((

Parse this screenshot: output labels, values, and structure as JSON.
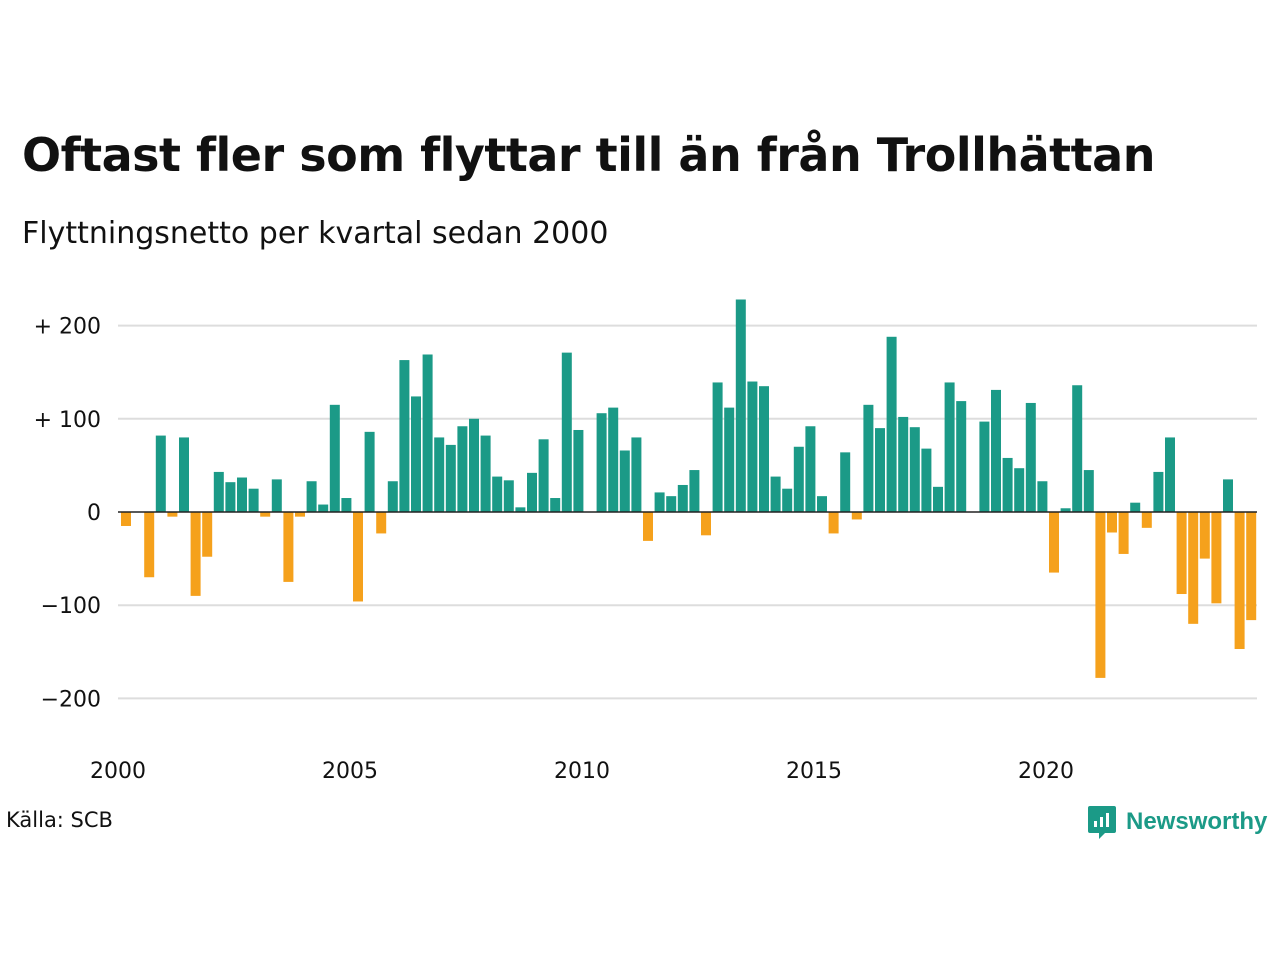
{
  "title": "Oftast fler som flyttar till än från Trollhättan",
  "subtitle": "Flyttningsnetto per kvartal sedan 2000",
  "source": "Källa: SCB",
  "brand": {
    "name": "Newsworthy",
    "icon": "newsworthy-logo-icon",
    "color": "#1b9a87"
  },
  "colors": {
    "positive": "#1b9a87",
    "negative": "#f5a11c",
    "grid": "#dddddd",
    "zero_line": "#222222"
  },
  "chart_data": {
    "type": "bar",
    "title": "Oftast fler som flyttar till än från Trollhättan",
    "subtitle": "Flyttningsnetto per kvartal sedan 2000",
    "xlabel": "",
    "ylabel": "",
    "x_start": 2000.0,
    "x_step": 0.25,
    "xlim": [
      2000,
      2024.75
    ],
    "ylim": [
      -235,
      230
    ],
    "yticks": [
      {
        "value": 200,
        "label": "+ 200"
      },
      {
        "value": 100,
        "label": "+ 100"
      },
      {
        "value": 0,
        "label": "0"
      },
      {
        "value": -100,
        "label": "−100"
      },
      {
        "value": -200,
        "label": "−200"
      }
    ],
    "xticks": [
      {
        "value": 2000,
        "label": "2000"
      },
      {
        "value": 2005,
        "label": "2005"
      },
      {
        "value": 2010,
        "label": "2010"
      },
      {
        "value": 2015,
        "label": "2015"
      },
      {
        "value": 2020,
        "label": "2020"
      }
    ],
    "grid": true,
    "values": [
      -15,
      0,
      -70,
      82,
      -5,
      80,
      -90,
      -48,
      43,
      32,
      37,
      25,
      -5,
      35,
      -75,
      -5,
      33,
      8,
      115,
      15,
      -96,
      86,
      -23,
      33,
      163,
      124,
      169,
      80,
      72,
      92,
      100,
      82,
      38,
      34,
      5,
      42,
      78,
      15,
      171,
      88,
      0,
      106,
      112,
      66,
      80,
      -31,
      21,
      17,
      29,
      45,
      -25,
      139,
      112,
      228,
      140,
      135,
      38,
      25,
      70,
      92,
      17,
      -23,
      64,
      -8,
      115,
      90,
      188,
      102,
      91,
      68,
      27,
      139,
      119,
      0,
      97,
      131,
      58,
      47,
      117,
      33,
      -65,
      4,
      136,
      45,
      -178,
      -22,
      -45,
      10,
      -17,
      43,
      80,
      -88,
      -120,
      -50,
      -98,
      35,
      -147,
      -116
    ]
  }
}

))

• _Prompt_
Retype the whole listing exactly and leave the pictures out.

• _Response below_
Parse this screenshot: output labels, values, and structure as JSON.
{
  "title": "Oftast fler som flyttar till än från Trollhättan",
  "subtitle": "Flyttningsnetto per kvartal sedan 2000",
  "source": "Källa: SCB",
  "brand": {
    "name": "Newsworthy",
    "icon": "newsworthy-logo-icon",
    "color": "#1b9a87"
  },
  "colors": {
    "positive": "#1b9a87",
    "negative": "#f5a11c",
    "grid": "#dddddd",
    "zero_line": "#222222"
  },
  "chart_data": {
    "type": "bar",
    "title": "Oftast fler som flyttar till än från Trollhättan",
    "subtitle": "Flyttningsnetto per kvartal sedan 2000",
    "xlabel": "",
    "ylabel": "",
    "x_start": 2000.0,
    "x_step": 0.25,
    "xlim": [
      2000,
      2024.75
    ],
    "ylim": [
      -235,
      230
    ],
    "yticks": [
      {
        "value": 200,
        "label": "+ 200"
      },
      {
        "value": 100,
        "label": "+ 100"
      },
      {
        "value": 0,
        "label": "0"
      },
      {
        "value": -100,
        "label": "−100"
      },
      {
        "value": -200,
        "label": "−200"
      }
    ],
    "xticks": [
      {
        "value": 2000,
        "label": "2000"
      },
      {
        "value": 2005,
        "label": "2005"
      },
      {
        "value": 2010,
        "label": "2010"
      },
      {
        "value": 2015,
        "label": "2015"
      },
      {
        "value": 2020,
        "label": "2020"
      }
    ],
    "grid": true,
    "values": [
      -15,
      0,
      -70,
      82,
      -5,
      80,
      -90,
      -48,
      43,
      32,
      37,
      25,
      -5,
      35,
      -75,
      -5,
      33,
      8,
      115,
      15,
      -96,
      86,
      -23,
      33,
      163,
      124,
      169,
      80,
      72,
      92,
      100,
      82,
      38,
      34,
      5,
      42,
      78,
      15,
      171,
      88,
      0,
      106,
      112,
      66,
      80,
      -31,
      21,
      17,
      29,
      45,
      -25,
      139,
      112,
      228,
      140,
      135,
      38,
      25,
      70,
      92,
      17,
      -23,
      64,
      -8,
      115,
      90,
      188,
      102,
      91,
      68,
      27,
      139,
      119,
      0,
      97,
      131,
      58,
      47,
      117,
      33,
      -65,
      4,
      136,
      45,
      -178,
      -22,
      -45,
      10,
      -17,
      43,
      80,
      -88,
      -120,
      -50,
      -98,
      35,
      -147,
      -116
    ]
  }
}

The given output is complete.